*Texto de leitura*:
Os artigos lidos, apesar de analisarem obras de outras esferas civilizacionais e temporais, a sua temática e o alvo de análise textual coadunam com o nosso tema, o que nos criou uma empatia para trazer este material para o nosso trabalho acreditando que será um contributo valioso no nosso estudo.
O Outro na literatura: Considerações
teóricas
Na primeira
fase desta pesquisa, antes de nos debruçarmos sobre as obras de Henry Haggard e
Diocleciano F. das Neves, iniciamos com a exploração de textos teóricos que
servem de apoio para, com segurança lidar com obras desses autores. Embora
tenham outras perspectivas de análise, o outro constitui o elemento que afunila
a nossa abordagem. E, porém, antes de entender a relação existente entre as
duas obras, será necessário perceber, não só como o outro está representado nos
discursos e decursos dos respectivos narradores, tamb6m precisamos entender,
antes de tudo, que estratégias técnico narrativas foram usadas para a
construção do Outro.
Assim, a busca
daquilo que seria o "Outro", em nossa pesquisa periodiza o discurso
literário, sendo um dos grandes meios para exprimir o ideário ocidental,
particularmente na afirmação da sua pretensa superioridade em relação aos
“Outros". Said (1994), citado por Noa.
Por seu turno, Eva Maria
Afonso Moreira Da Cruz Dinis defendeu, no seu estudo intitulado “Dois olhares sobre a alteridade: o Outro em A Correspondência de Fradique Mendes, de Eça de Queirós, e Nação Crioula, de José Eduardo Agualusa”
que,
“A cultura do Outro, sendo vista de modo negativo ou mesmo inexistente, não era considerada como tendo qualquer significância a ser mantida viva, pelo que se considerava justificada a posição ideológica que sustentava o colonialismo como legítima demanda cultural e civilizacional dos modos de ser europeus.” DINIS (2009, p. 10)
Mas, como
iremos aprofundar mais adiante, essa constatação teve uma implicatura política,
pois, partindo da premissa que reza que, quanto mais se menospreza uma
entidade, mais facilmente se irá governá-lo, então, associando a isso o
racismo, torna-se natural a aplicação dessa ideologia no espaço d’Outro.
Alegre por
fazer o que acredito, ou acreditar no que faço!
O Conceito de Outro / Alteridade
Neste nível de
pesquisa pretende-se trazer conceitos inerentes a esse elemento que temos vindo
a desenvolver ao longo do estudo.
Por um lado,
Partha Chatterjee, citado por Coelho (2009), a partir do que ele nomeia “regra
da diferença colonial” afirma que:
“ […] Os povos da colónia estavam excluídos das normas universais, em virtude de uma suposta inferioridade moral atribuídas pelos europeus. Inferioridade esta que lhes eram próprias e favorecia a elaboração de normas diferentes para europeus e colonizados.” COELHO (2009, p 95)
Entretanto,
nota-se que, a partir desta observação que, os estranhamentos e desdéns no
olhar sobre o Outro traziam consigo alguns objectivos políticos.

*Dados*:
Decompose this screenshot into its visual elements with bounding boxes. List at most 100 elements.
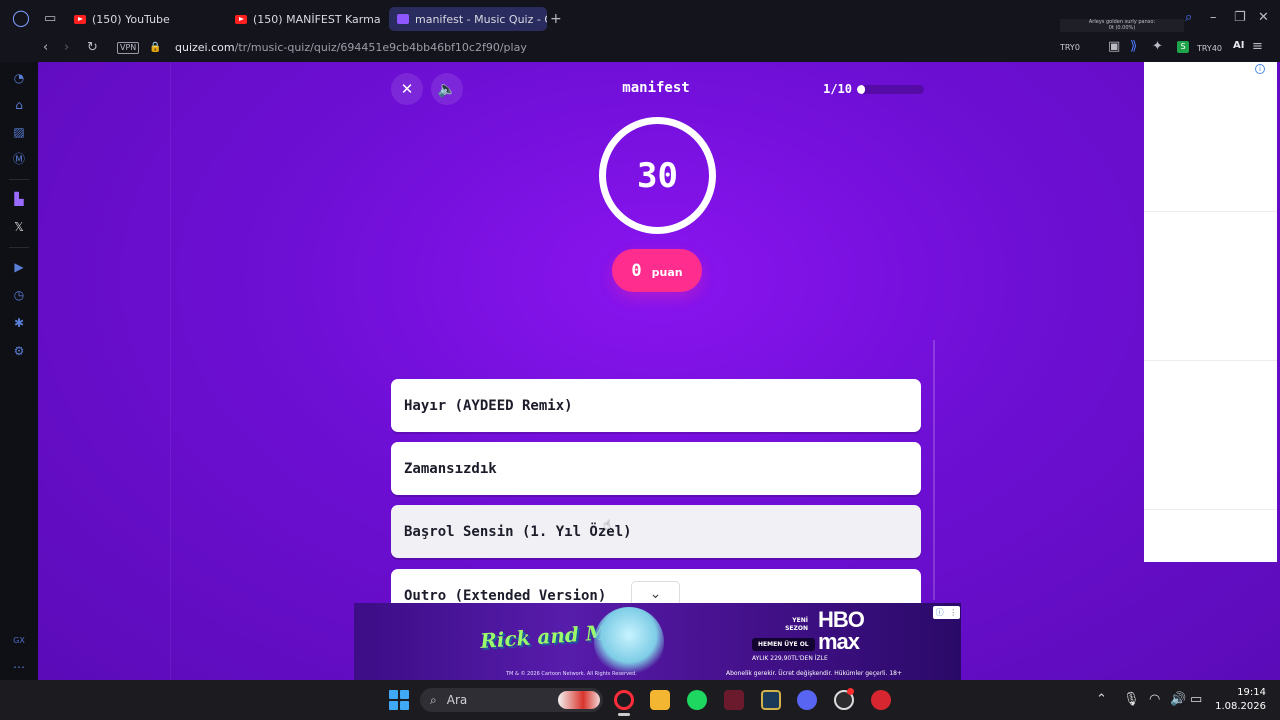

*Exercícios propostos*:
A – Diga se cada afirmação concorda com o texto sobre o Outro na literatura. Responda sim ou não e cite as palavras decisivas do texto. (i) Na primeira fase da pesquisa, começou-se por explorar textos teóricos. (ii) Segundo a citação de Coelho, os povos da colónia estavam incluídos nas normas universais. (iii) O estudo de Dinis analisa obras de Eça de Queirós e de José Eduardo Agualusa.
B – No texto sobre o Outro na literatura, Partha Chatterjee faz a sua afirmação a partir de que regra?
Para responder, baseie-se apenas no texto.

*Respostas*:
A –
(i) Sim: "iniciamos com a exploração de textos teóricos".
(ii) Não: "Os povos da colónia estavam excluídos das normas universais".
(iii) Sim: "A Correspondência de Fradique Mendes, de Eça de Queirós, e Nação Crioula, de José Eduardo Agualusa".

B – A partir da chamada "regra da diferença colonial".